---------- DOCUMENT SECTION

EFF welcomes SCA ruling against AfriForum apartheid flag

Published Apr 25, 2023


Johannesburg - The EFF have welcomed the recent judgment by the Supreme Court of Appeal (SCA), which dismissed AfriForum’s appeal to lift the ban on the apartheid flag.

On Friday, the SCA, in a 33-page ruling, unanimously argued that any gratuitous public display of the old South African flag constitutes hate speech, unfair discrimination on the basis of race, and harassment in terms of equality legislation.

This comes after AfriForum lost its appeal to the Supreme Court of Appeal (SCA) in the case of the old South African flag.

In 2019, the Equality Court in Johannesburg ruled that the display of the old South African flag, both in public and private spaces, has been prohibited, saying the only exception to the rule is the display of the flag for artistic expression, academic expression, or journalistic expression in the public interest.

In a statement issued on Monday, EFF spokesperson, Sinawo Thambo said it has been vindicated by this ruling as AfriForum exposed its racist outlook when it challenged the ruling on several occasions under the freedom of speech pretence.

"The EFF is vindicated by this judgment, in that we have long identified AfriForum as a gang of racists who seek to undermine the history of liberation struggles in this country in favour of the promotion of racist symbols and the glorification of the conquest of African people. Anyone who dares to display the apartheid flag must face the full might of the law and be prosecuted for advancing hate and racism," Thambo said.

--------------------
---------- RAW DATA

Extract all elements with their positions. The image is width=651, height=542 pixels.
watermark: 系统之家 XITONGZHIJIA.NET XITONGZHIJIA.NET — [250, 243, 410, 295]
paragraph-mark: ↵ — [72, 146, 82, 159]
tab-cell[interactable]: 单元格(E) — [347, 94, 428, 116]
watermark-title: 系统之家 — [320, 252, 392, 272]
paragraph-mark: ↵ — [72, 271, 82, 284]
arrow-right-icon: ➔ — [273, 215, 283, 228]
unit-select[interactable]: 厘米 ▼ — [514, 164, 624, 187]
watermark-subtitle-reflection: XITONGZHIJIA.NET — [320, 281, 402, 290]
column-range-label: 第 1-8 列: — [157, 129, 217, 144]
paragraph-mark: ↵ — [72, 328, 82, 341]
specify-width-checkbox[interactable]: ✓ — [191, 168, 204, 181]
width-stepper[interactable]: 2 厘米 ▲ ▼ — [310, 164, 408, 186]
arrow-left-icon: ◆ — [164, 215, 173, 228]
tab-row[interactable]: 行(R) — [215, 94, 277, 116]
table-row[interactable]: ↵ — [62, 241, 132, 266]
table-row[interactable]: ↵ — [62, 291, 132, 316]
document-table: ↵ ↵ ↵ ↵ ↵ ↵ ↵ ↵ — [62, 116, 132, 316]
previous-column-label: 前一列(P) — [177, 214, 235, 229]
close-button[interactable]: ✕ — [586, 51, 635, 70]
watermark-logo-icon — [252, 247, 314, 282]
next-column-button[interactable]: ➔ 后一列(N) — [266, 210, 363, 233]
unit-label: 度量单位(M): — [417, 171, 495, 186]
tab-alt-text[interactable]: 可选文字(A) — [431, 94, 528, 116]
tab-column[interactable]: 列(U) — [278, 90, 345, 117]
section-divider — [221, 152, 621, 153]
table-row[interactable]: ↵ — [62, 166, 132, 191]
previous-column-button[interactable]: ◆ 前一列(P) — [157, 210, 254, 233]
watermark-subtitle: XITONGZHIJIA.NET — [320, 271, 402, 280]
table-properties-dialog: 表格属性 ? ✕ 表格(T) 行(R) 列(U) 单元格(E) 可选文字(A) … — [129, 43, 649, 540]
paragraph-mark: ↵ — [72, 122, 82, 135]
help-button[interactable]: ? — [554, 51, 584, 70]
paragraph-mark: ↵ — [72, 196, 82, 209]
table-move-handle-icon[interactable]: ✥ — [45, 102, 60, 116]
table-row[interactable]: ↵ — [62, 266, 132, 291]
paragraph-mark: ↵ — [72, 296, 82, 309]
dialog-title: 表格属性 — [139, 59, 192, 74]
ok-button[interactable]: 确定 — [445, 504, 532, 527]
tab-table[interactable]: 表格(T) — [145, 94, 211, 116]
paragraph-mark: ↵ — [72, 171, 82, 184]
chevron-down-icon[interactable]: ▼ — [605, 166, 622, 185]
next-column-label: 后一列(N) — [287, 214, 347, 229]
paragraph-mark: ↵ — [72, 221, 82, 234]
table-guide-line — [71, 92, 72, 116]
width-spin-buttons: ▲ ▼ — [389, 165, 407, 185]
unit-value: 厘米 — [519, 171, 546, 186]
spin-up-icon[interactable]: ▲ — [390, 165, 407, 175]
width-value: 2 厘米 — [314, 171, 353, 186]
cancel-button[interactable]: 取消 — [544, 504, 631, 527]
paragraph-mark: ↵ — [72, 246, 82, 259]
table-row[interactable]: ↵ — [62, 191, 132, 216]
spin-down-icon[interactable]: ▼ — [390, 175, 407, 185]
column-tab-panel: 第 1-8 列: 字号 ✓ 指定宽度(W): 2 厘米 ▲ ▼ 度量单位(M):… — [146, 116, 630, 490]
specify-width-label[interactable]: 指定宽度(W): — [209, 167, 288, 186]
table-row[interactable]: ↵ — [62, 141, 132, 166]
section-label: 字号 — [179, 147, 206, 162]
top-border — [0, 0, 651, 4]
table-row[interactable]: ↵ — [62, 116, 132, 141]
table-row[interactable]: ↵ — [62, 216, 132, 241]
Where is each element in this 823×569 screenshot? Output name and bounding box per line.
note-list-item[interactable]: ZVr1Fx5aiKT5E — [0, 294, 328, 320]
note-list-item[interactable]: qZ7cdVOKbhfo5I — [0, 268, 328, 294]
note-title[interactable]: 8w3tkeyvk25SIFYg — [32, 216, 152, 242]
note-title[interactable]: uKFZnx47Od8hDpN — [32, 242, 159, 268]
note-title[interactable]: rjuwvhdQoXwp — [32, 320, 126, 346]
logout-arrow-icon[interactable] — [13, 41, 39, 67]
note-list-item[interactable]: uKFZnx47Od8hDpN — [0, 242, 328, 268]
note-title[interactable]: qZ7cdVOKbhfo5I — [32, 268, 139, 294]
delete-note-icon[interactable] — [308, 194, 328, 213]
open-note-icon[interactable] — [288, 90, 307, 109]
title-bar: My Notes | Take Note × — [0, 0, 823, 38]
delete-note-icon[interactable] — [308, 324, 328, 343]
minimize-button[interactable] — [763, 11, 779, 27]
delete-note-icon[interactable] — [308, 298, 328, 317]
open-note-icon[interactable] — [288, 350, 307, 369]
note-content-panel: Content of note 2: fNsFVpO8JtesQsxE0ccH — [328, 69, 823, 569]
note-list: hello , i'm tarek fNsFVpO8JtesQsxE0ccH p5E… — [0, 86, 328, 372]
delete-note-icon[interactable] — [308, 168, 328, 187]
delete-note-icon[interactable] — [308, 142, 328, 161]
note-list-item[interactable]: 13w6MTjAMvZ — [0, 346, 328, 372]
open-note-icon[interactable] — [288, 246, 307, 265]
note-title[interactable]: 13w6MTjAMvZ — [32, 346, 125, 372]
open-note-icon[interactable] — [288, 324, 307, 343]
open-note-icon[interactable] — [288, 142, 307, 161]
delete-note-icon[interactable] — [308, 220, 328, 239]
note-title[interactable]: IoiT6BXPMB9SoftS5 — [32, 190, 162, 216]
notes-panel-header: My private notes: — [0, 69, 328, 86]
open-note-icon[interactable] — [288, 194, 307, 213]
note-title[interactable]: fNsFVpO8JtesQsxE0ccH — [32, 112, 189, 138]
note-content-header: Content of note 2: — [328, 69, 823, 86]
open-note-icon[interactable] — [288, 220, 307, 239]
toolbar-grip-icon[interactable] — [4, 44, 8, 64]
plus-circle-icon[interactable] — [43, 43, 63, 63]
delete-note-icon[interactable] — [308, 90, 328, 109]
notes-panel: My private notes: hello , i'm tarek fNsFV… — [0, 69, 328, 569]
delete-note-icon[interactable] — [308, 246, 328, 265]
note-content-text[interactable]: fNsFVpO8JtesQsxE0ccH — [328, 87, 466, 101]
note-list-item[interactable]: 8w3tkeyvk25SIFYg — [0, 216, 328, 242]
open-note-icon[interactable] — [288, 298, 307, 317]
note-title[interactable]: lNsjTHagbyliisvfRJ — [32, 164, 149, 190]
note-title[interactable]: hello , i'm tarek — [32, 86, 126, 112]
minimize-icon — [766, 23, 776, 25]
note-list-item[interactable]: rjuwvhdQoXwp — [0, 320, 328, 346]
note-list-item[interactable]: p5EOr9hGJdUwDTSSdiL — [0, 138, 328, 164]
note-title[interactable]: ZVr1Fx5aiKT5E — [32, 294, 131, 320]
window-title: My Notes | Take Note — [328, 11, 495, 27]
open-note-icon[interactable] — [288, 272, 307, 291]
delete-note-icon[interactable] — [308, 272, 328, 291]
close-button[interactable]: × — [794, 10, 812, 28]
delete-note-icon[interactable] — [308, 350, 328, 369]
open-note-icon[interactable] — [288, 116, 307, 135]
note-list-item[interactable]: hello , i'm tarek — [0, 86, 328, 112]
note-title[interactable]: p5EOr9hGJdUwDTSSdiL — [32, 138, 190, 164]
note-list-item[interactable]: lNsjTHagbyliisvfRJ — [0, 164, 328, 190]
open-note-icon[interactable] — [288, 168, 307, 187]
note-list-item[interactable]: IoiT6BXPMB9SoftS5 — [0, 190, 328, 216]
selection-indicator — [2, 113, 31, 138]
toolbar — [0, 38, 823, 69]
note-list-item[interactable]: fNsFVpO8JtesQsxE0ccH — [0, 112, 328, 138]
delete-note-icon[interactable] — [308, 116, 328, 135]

--------------------

• [ACTIVITY 1]
Answer from the article on the apartheid flag ruling.
(a) How many pages long was the SCA ruling?
(b) Which court ruled on the display of the old South African flag in 2019?
(c) Who is the EFF spokesperson quoted in the statement issued on Monday?
• [ACTIVITY 2] Carry on the news article about the EFF and the SCA flag ruling past its last paragraph.

• [WRITTEN RESPONSE 1]
(a) 33 pages
(b) The Equality Court in Johannesburg
(c) Sinawo Thambo

• [WRITTEN RESPONSE 2]
He added that, similar to Die Stem, the old apartheid flag serves the same hurtful and divisive purposes in a democratic South African setting, adding that Die Stem should be banned just like the apartheid flag.

"The EFF is of the firm belief that ‘Die Stem’, which sits at the centre of South Africa's national anthem, serves the same hateful purpose as the apartheid flag would in our society. It is a song that racists sang as they tortured freedom fighters in Vlakplaas, and it glorifies the ideals of white supremacy and Afrikaner entitlement, which claim dominion over the land of African people.

"Just as the apartheid flag has been outlawed, so should ‘Die Stem’ and all racist symbols and statues in South Africa," he said.

The recent ruling was also welcomed by the Nelson Mandela Foundation, which said it was encouraged by the ruling.

"The Nelson Mandela Foundation is encouraged by the Supreme Court of Appeal’s unanimous judgment on the ‘old apartheid flag’ case, wherein it has been affirmed that gratuitous displays of the ‘old Apartheid flag’ do indeed constitute hate speech.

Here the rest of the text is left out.